To do:
1. Reproduce the networking course outline between "Use of IP commands;" and "(Trivial File Transfer Protocol)", inclusive.
2. Carry on writing the networking course outline from its last line.

TCP/IP and Networking Essentials for Broadcast Engineers
3-day training course covering TCP/IP and Networking Essentials for broadcast engineering audiences. The course includes IP, Ethernet, SNMP, routing, switching and protocol analysis
Detailed Course Modules
Networking Concepts
OSI Open Systems Interconnection (OSI 7 layer model)
Ethernet
X Base T physical connection systems; Coaxial and optical Ethernet physical implementations; CSMA / CD; Ethernet Frames and Jumbo Frames; Repeater, Bridges, Hubs & Switches; 10, 100 & 1000 Mbit/s Ethernet
Internet Protocol
Internet Protocol RFCs (Requests for Comment); The IP Datagram; IP Address classes; IP communication over Ethernet; Address Resolution Protocol (ARP) {RFC 826}
IP Routing
Simple IP Routing; Multiple hop routing; Sub nets and subnet masks; Segmenting network traffic; Hostnames and Aliases
TCP and UDP
Sockets, Ports and Services; Transmission Control Protocol (TCP); Universal Datagram Protocol (UDP); IP Multicasting (RFC 1112); NAT - Network Address Translation
The Domain Name System (DNS)
Use of IP commands; arp; ping and pathping; ipconfig; netstat; telnet; tracert
FTP and TFTP
FTP (File Transfer Protocol); Anonymous FTP; TFTP (Trivial File Transfer Protocol)

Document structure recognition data
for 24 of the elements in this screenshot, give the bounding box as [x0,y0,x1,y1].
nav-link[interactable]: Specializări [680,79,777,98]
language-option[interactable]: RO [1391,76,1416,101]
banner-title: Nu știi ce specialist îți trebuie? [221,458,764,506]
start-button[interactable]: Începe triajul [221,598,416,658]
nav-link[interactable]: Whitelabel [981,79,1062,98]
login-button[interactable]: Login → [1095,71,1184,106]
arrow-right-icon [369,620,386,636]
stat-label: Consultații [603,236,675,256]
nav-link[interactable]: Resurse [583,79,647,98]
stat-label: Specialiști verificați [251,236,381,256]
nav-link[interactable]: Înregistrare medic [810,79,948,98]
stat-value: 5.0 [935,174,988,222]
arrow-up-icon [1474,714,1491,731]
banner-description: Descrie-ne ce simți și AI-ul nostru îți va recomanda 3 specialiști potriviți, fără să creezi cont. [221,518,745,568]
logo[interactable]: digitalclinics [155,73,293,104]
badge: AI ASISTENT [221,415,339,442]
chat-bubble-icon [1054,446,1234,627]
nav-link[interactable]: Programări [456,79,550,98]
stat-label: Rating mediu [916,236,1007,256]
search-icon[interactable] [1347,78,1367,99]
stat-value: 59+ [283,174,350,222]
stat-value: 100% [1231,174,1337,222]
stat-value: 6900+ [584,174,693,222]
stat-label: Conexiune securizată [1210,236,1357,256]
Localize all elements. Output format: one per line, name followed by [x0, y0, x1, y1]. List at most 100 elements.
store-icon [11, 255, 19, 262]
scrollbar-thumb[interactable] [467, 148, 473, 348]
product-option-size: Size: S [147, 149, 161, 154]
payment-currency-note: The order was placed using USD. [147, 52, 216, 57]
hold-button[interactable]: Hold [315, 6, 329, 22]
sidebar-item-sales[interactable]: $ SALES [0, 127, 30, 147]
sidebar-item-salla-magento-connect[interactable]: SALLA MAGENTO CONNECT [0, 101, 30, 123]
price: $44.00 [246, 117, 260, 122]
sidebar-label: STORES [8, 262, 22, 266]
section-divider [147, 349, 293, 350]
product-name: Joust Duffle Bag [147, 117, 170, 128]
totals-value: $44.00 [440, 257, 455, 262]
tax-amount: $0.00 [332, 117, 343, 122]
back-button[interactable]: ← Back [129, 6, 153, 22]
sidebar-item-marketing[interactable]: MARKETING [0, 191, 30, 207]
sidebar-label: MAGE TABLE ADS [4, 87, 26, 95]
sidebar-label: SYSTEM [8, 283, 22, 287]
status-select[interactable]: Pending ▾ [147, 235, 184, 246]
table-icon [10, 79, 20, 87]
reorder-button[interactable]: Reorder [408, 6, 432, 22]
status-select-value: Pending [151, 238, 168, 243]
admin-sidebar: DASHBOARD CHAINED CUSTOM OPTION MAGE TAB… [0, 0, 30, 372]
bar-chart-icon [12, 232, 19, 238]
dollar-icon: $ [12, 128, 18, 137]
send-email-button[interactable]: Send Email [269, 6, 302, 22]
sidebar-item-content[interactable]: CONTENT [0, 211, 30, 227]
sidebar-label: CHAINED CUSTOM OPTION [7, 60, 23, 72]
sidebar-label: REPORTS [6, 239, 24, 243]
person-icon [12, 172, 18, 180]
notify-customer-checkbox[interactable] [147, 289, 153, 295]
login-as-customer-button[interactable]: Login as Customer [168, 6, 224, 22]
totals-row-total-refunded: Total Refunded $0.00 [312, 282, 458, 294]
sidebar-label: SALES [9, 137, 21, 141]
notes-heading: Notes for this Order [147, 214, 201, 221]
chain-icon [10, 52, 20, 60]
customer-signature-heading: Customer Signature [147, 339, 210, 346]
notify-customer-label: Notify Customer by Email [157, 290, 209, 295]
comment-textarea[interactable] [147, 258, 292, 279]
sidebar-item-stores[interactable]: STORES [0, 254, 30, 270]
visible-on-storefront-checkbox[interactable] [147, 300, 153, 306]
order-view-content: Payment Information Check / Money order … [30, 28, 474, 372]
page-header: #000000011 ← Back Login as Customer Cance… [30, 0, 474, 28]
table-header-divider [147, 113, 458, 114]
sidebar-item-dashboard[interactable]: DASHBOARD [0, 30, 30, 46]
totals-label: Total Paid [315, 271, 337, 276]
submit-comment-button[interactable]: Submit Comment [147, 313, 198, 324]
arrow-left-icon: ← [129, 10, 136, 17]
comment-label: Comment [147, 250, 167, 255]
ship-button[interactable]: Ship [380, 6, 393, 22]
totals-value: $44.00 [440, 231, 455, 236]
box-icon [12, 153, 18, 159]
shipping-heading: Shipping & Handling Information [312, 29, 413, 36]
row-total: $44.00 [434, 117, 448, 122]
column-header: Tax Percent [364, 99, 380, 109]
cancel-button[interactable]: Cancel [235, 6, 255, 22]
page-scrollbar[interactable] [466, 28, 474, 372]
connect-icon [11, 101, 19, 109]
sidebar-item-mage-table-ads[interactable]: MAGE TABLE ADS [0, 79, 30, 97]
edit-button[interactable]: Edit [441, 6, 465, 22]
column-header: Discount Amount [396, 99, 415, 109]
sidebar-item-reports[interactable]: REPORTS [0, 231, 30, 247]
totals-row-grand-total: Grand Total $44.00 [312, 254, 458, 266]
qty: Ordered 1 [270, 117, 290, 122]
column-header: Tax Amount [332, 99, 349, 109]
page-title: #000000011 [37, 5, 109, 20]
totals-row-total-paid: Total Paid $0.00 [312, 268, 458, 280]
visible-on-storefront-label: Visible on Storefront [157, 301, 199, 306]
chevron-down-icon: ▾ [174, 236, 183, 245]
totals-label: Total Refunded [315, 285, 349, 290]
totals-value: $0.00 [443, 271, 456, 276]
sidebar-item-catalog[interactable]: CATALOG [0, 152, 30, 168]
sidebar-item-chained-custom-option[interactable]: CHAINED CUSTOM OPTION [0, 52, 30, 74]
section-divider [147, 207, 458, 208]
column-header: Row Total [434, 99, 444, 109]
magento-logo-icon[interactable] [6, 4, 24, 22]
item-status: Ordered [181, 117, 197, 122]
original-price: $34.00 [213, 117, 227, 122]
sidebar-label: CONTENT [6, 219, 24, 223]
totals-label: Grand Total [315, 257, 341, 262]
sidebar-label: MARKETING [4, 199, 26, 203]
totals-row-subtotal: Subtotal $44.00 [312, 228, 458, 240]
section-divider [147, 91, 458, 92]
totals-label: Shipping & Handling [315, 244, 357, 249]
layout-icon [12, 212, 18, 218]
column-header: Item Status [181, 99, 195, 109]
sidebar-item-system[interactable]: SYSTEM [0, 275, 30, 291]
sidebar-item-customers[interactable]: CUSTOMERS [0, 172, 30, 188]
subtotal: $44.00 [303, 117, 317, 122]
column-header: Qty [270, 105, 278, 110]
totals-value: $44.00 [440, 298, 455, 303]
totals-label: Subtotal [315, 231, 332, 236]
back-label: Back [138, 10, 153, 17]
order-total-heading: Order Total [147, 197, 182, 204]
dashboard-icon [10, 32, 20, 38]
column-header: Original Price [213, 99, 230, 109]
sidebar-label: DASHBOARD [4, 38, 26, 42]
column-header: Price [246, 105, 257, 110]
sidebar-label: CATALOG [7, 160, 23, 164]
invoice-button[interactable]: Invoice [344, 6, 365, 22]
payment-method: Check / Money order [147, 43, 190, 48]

Written answers:
1.
Use of IP commands; arp; ping and pathping; ipconfig; netstat; telnet; tracert
FTP and TFTP
FTP (File Transfer Protocol); Anonymous FTP; TFTP (Trivial File Transfer Protocol)

2.
SNMP
OIDs (Object Identifiers) MIBs (Management Information Bases); Messages and Traps; Structure of SNMP messaging
Description
The course provides delegates with an understanding of the technologies, vocabulary and techniques and used in network, Ethernet and Internet Protocol technologies, and the use of practical diagnostic techniques.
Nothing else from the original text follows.